Task instructions:
Please return the items between the lines holding "slider-tick: [972, 697, 992, 717]" and "ac-badge: AC: [1608, 409, 1659, 449]", inclusive, reproducing each line verbatim.

Start Recorded information

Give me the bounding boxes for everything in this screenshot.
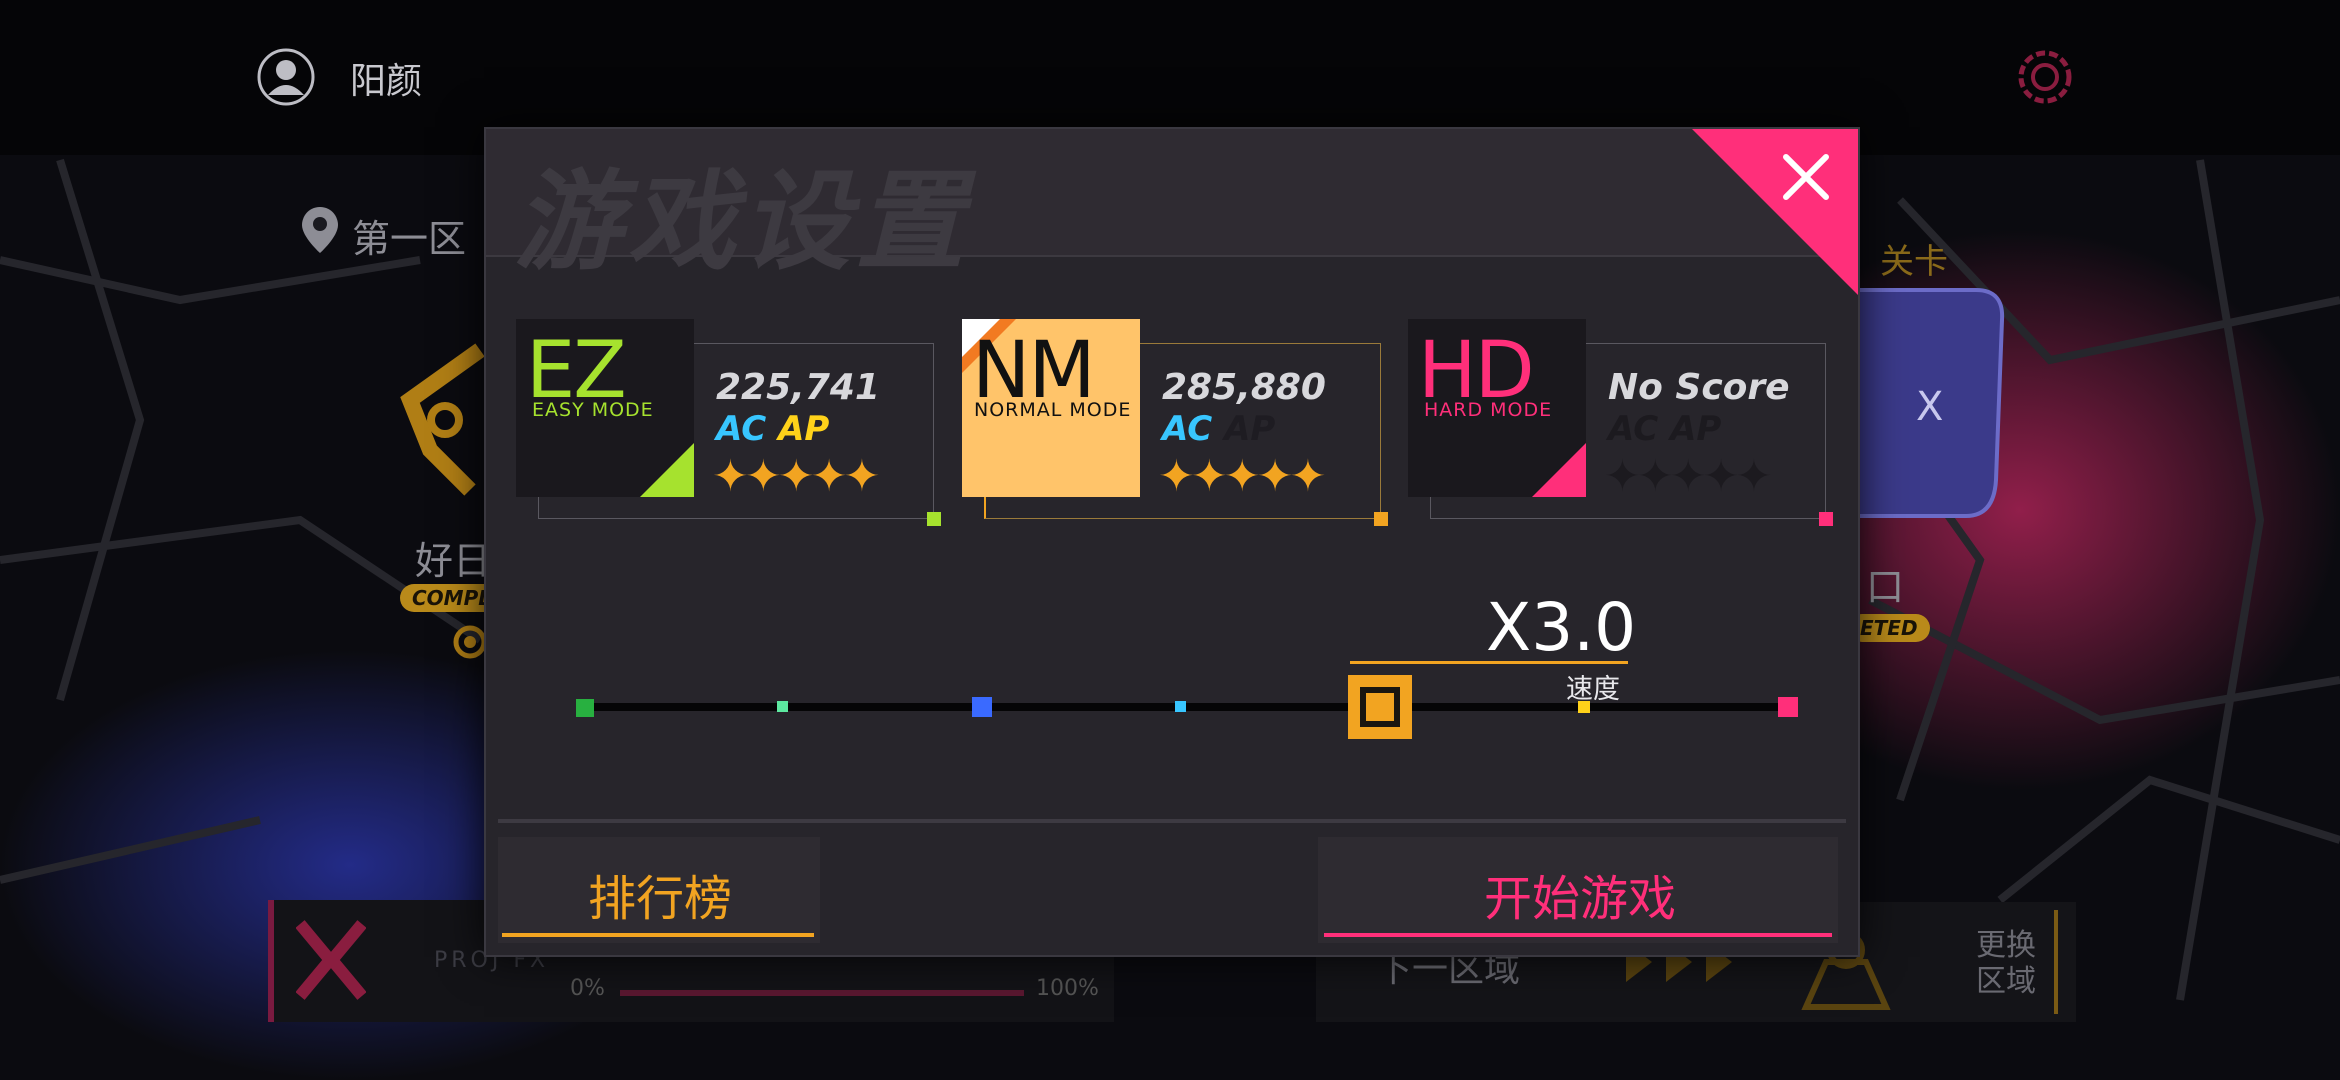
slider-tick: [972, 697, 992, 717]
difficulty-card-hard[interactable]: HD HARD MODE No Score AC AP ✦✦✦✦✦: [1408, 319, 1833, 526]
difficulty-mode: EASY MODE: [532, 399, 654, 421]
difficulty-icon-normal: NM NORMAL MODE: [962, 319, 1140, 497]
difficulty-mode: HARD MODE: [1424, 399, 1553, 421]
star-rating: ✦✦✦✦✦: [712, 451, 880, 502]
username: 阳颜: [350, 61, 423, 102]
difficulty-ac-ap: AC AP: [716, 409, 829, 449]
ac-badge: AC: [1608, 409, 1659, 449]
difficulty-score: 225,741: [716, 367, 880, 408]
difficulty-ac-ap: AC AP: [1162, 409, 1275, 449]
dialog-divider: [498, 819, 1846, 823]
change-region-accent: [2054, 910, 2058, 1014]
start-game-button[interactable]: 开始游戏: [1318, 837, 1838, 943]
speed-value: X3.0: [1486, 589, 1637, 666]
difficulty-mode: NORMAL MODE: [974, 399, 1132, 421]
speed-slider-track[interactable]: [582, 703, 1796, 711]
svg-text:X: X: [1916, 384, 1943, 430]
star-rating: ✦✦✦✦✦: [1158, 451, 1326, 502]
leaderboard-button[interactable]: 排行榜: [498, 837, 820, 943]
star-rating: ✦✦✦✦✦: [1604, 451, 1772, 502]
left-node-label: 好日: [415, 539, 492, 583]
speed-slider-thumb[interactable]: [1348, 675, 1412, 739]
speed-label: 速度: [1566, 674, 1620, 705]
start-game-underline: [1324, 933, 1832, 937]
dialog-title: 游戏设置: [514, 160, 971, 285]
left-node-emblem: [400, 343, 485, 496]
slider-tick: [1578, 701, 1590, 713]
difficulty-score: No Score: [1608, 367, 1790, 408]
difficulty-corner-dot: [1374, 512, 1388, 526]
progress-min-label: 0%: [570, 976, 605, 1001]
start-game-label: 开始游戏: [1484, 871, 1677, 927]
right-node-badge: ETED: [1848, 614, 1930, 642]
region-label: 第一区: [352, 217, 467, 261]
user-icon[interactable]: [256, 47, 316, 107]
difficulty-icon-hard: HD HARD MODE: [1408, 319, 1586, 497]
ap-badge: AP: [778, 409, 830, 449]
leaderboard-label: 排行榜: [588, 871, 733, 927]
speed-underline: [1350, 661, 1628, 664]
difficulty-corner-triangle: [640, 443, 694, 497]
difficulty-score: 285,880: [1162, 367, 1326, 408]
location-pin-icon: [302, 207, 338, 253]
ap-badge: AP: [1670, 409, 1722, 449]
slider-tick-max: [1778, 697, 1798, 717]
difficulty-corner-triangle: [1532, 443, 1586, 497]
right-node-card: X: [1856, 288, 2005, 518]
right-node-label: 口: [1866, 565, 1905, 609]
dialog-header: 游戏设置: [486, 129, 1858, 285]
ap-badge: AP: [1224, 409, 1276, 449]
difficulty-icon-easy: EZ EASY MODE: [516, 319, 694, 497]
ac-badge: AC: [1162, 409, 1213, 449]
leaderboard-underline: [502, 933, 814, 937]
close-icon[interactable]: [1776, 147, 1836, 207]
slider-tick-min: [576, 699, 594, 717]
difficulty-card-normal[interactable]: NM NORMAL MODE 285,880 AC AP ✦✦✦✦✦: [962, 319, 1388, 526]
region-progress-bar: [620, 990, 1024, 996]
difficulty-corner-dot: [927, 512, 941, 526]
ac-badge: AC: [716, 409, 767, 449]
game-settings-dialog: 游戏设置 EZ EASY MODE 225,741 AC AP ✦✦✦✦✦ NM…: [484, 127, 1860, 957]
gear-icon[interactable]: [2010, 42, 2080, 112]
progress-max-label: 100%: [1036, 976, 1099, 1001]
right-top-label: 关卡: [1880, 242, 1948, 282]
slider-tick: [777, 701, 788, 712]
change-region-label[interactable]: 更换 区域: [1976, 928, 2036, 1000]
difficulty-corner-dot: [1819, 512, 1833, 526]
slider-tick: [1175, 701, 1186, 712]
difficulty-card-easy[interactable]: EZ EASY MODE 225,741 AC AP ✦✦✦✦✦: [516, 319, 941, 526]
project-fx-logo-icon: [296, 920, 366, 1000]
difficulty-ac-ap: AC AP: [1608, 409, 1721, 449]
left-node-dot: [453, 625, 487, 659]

End Recorded information

The response:
slider-tick: [972, 697, 992, 717]
difficulty-card-hard[interactable]: HD HARD MODE No Score AC AP ✦✦✦✦✦: [1408, 319, 1833, 526]
difficulty-mode: EASY MODE: [532, 399, 654, 421]
difficulty-icon-normal: NM NORMAL MODE: [962, 319, 1140, 497]
difficulty-mode: HARD MODE: [1424, 399, 1553, 421]
star-rating: ✦✦✦✦✦: [712, 451, 880, 502]
username: 阳颜: [350, 61, 423, 102]
difficulty-ac-ap: AC AP: [716, 409, 829, 449]
ac-badge: AC: [1608, 409, 1659, 449]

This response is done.